What to do: Scan the listing below and copy each line holding the word "xlabel".

Data extracts:
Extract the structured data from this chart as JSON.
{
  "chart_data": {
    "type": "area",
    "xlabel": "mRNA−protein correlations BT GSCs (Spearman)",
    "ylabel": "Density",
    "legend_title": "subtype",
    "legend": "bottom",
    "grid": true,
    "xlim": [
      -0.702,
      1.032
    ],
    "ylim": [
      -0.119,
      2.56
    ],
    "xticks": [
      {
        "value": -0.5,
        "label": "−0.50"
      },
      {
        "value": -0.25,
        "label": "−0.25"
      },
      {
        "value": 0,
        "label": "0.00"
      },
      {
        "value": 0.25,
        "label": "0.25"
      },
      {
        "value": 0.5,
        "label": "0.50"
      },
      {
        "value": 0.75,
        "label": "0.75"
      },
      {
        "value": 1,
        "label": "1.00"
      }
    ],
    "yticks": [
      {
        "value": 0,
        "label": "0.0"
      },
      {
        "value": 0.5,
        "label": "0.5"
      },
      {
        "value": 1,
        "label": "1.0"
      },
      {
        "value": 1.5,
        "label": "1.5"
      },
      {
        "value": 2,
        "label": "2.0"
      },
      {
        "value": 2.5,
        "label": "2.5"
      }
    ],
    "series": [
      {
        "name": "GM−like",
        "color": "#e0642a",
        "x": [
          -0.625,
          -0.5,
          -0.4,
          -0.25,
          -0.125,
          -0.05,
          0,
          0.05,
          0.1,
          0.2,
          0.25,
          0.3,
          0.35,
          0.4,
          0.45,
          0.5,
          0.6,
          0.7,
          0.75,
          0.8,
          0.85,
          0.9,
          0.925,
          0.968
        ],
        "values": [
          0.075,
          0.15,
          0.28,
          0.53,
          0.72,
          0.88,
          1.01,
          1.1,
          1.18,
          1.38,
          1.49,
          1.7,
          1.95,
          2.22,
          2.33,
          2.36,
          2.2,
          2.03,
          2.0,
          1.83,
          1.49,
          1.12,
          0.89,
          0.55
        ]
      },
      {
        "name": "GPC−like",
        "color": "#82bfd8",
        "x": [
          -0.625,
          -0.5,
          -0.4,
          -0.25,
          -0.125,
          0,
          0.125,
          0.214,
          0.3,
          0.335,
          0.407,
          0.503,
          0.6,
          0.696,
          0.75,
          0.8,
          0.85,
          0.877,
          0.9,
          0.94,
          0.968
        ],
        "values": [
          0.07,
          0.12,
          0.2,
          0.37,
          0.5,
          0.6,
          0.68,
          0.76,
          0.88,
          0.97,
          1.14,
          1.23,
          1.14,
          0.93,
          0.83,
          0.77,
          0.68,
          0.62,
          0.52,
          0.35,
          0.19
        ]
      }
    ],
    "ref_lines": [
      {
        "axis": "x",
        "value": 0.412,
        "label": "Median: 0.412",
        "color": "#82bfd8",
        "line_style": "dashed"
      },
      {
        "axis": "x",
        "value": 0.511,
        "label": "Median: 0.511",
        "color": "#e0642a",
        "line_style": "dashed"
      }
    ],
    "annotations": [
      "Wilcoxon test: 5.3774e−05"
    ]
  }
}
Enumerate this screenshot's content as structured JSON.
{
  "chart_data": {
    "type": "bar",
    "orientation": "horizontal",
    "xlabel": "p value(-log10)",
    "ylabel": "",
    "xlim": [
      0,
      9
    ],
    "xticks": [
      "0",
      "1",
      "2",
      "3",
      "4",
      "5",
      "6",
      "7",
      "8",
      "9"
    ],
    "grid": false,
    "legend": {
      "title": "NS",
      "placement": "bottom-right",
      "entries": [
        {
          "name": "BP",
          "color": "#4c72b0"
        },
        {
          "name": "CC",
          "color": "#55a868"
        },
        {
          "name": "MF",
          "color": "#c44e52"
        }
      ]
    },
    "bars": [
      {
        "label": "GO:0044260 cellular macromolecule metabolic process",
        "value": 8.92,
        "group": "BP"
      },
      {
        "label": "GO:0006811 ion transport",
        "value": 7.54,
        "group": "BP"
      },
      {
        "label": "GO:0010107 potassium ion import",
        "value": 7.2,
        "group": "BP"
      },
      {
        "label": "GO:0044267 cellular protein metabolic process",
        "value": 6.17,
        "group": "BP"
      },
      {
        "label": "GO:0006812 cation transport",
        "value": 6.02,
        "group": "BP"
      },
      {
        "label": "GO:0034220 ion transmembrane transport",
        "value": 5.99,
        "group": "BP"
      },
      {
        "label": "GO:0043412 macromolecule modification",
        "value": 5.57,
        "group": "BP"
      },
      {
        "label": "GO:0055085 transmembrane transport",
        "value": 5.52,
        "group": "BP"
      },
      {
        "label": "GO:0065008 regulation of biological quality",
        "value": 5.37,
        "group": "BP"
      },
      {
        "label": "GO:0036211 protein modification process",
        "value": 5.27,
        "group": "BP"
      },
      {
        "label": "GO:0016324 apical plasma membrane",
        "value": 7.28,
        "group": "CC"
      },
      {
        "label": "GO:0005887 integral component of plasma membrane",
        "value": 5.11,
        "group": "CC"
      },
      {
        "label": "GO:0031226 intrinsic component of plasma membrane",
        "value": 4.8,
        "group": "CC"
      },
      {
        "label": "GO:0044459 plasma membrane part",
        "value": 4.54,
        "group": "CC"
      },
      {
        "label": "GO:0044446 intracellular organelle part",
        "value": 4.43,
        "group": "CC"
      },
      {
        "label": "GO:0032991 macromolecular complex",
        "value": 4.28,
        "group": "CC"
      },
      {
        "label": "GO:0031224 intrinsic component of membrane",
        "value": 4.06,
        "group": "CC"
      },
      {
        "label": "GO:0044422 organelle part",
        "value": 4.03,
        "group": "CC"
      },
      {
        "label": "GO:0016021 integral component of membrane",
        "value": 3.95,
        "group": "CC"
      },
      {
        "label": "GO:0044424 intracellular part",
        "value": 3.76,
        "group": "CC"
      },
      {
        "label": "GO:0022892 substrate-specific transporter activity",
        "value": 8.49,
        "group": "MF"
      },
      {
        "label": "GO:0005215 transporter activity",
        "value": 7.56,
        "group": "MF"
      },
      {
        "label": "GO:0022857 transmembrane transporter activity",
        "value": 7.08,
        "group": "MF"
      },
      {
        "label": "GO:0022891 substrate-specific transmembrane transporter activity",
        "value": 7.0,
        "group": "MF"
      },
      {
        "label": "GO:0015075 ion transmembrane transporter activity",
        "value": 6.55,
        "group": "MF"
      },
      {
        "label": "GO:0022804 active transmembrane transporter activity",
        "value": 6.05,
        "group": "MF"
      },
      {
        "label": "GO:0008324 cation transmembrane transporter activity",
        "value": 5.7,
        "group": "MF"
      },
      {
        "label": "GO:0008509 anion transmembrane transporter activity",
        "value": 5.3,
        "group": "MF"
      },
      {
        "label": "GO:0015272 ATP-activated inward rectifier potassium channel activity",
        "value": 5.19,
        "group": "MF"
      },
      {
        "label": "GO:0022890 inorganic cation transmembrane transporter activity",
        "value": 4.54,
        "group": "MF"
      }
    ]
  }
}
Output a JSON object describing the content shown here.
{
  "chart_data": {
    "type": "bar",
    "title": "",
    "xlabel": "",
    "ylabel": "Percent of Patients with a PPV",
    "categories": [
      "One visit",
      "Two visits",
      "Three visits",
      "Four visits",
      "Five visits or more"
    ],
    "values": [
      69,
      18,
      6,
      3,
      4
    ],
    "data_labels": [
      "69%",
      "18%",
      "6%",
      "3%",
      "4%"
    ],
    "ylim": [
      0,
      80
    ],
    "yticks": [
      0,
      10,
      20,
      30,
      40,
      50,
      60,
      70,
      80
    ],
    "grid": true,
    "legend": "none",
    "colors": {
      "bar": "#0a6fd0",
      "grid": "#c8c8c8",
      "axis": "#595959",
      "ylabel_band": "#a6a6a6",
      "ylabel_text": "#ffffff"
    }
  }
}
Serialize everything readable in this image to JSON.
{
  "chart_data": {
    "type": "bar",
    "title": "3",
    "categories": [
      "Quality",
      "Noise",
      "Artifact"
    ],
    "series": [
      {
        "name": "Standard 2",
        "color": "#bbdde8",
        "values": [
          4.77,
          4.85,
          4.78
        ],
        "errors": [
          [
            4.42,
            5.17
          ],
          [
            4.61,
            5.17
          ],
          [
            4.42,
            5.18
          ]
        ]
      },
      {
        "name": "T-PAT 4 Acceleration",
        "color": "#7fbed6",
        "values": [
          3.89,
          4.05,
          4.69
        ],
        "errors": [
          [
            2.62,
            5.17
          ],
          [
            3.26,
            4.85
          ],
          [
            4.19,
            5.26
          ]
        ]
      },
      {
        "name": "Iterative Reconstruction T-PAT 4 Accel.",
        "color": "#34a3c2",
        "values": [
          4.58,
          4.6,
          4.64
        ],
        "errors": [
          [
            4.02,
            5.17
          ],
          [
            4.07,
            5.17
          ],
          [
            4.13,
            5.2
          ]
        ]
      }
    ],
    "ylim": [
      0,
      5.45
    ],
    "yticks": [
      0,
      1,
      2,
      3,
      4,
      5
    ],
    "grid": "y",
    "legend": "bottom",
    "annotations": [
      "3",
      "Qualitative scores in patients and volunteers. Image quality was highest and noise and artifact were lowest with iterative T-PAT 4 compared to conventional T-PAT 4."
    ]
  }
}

Solution to the exercise:
    "xlabel": "mRNA−protein correlations BT GSCs (Spearman)",
    "xlabel": "p value(-log10)",
    "xlabel": "",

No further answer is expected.